:: AVAILABLE RECORDS ::

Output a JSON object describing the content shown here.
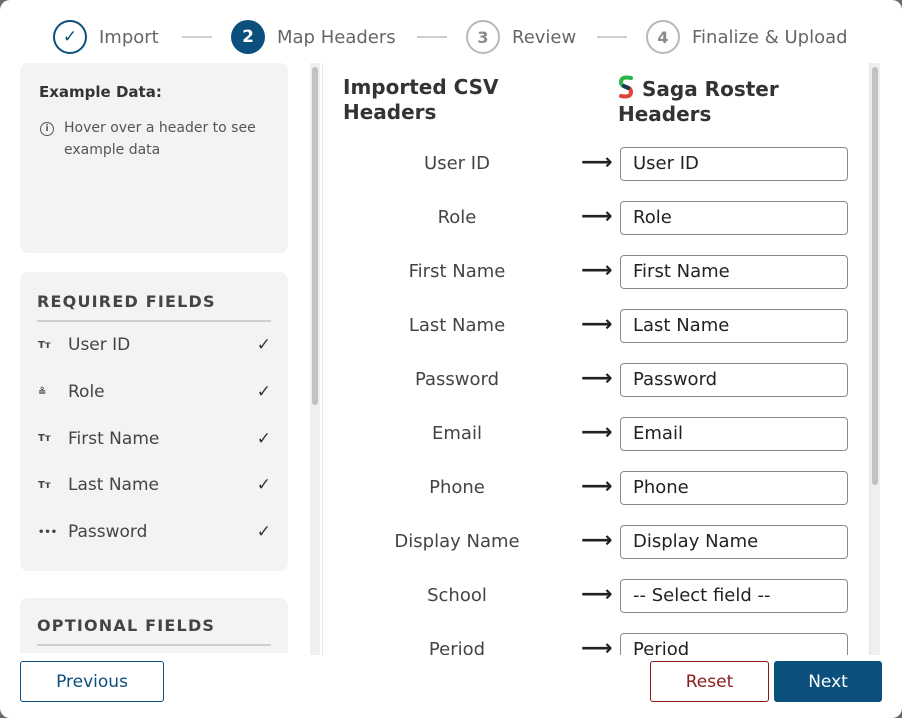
{
  "stepper": {
    "steps": [
      {
        "number": "✓",
        "label": "Import",
        "state": "done"
      },
      {
        "number": "2",
        "label": "Map Headers",
        "state": "active"
      },
      {
        "number": "3",
        "label": "Review",
        "state": "todo"
      },
      {
        "number": "4",
        "label": "Finalize & Upload",
        "state": "todo"
      }
    ]
  },
  "example": {
    "title": "Example Data:",
    "hint": "Hover over a header to see example data"
  },
  "required": {
    "title": "REQUIRED FIELDS",
    "fields": [
      {
        "icon": "Tт",
        "icon_name": "text-type-icon",
        "label": "User ID",
        "check": "✓"
      },
      {
        "icon": "≗",
        "icon_name": "role-icon",
        "label": "Role",
        "check": "✓"
      },
      {
        "icon": "Tт",
        "icon_name": "text-type-icon",
        "label": "First Name",
        "check": "✓"
      },
      {
        "icon": "Tт",
        "icon_name": "text-type-icon",
        "label": "Last Name",
        "check": "✓"
      },
      {
        "icon": "•••",
        "icon_name": "password-icon",
        "label": "Password",
        "check": "✓"
      }
    ]
  },
  "optional": {
    "title": "OPTIONAL FIELDS"
  },
  "mapping": {
    "left_header": "Imported CSV Headers",
    "right_header": "Saga Roster Headers",
    "arrow": "⟶",
    "rows": [
      {
        "source": "User ID",
        "target": "User ID"
      },
      {
        "source": "Role",
        "target": "Role"
      },
      {
        "source": "First Name",
        "target": "First Name"
      },
      {
        "source": "Last Name",
        "target": "Last Name"
      },
      {
        "source": "Password",
        "target": "Password"
      },
      {
        "source": "Email",
        "target": "Email"
      },
      {
        "source": "Phone",
        "target": "Phone"
      },
      {
        "source": "Display Name",
        "target": "Display Name"
      },
      {
        "source": "School",
        "target": "-- Select field --"
      },
      {
        "source": "Period",
        "target": "Period"
      }
    ]
  },
  "footer": {
    "previous": "Previous",
    "reset": "Reset",
    "next": "Next"
  },
  "colors": {
    "primary": "#0b4f7c",
    "danger": "#8b1a1a",
    "logo_green": "#2db34a",
    "logo_red": "#e0443a",
    "logo_navy": "#1a3a5c"
  }
}
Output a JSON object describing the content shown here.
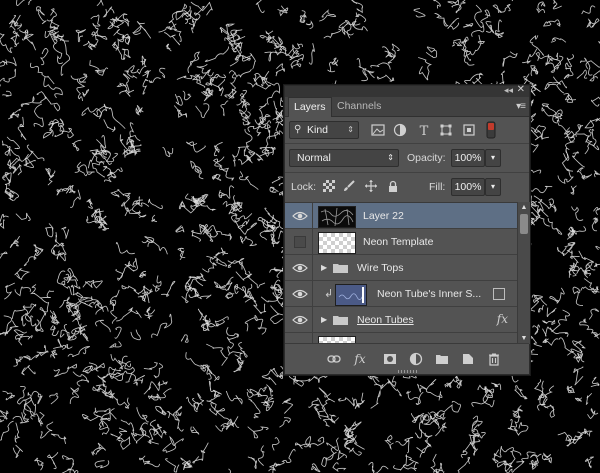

:::

Without including any picture, repeat the data exactly.

Output a JSON object describing the content shown here.
{
  "stepper": {
    "steps": [
      {
        "number": "✓",
        "label": "Import",
        "state": "done"
      },
      {
        "number": "2",
        "label": "Map Headers",
        "state": "active"
      },
      {
        "number": "3",
        "label": "Review",
        "state": "todo"
      },
      {
        "number": "4",
        "label": "Finalize & Upload",
        "state": "todo"
      }
    ]
  },
  "example": {
    "title": "Example Data:",
    "hint": "Hover over a header to see example data"
  },
  "required": {
    "title": "REQUIRED FIELDS",
    "fields": [
      {
        "icon": "Tт",
        "icon_name": "text-type-icon",
        "label": "User ID",
        "check": "✓"
      },
      {
        "icon": "≗",
        "icon_name": "role-icon",
        "label": "Role",
        "check": "✓"
      },
      {
        "icon": "Tт",
        "icon_name": "text-type-icon",
        "label": "First Name",
        "check": "✓"
      },
      {
        "icon": "Tт",
        "icon_name": "text-type-icon",
        "label": "Last Name",
        "check": "✓"
      },
      {
        "icon": "•••",
        "icon_name": "password-icon",
        "label": "Password",
        "check": "✓"
      }
    ]
  },
  "optional": {
    "title": "OPTIONAL FIELDS"
  },
  "mapping": {
    "left_header": "Imported CSV Headers",
    "right_header": "Saga Roster Headers",
    "arrow": "⟶",
    "rows": [
      {
        "source": "User ID",
        "target": "User ID"
      },
      {
        "source": "Role",
        "target": "Role"
      },
      {
        "source": "First Name",
        "target": "First Name"
      },
      {
        "source": "Last Name",
        "target": "Last Name"
      },
      {
        "source": "Password",
        "target": "Password"
      },
      {
        "source": "Email",
        "target": "Email"
      },
      {
        "source": "Phone",
        "target": "Phone"
      },
      {
        "source": "Display Name",
        "target": "Display Name"
      },
      {
        "source": "School",
        "target": "-- Select field --"
      },
      {
        "source": "Period",
        "target": "Period"
      }
    ]
  },
  "footer": {
    "previous": "Previous",
    "reset": "Reset",
    "next": "Next"
  },
  "colors": {
    "primary": "#0b4f7c",
    "danger": "#8b1a1a",
    "logo_green": "#2db34a",
    "logo_red": "#e0443a",
    "logo_navy": "#1a3a5c"
  }
}
Output a JSON object describing the content shown here.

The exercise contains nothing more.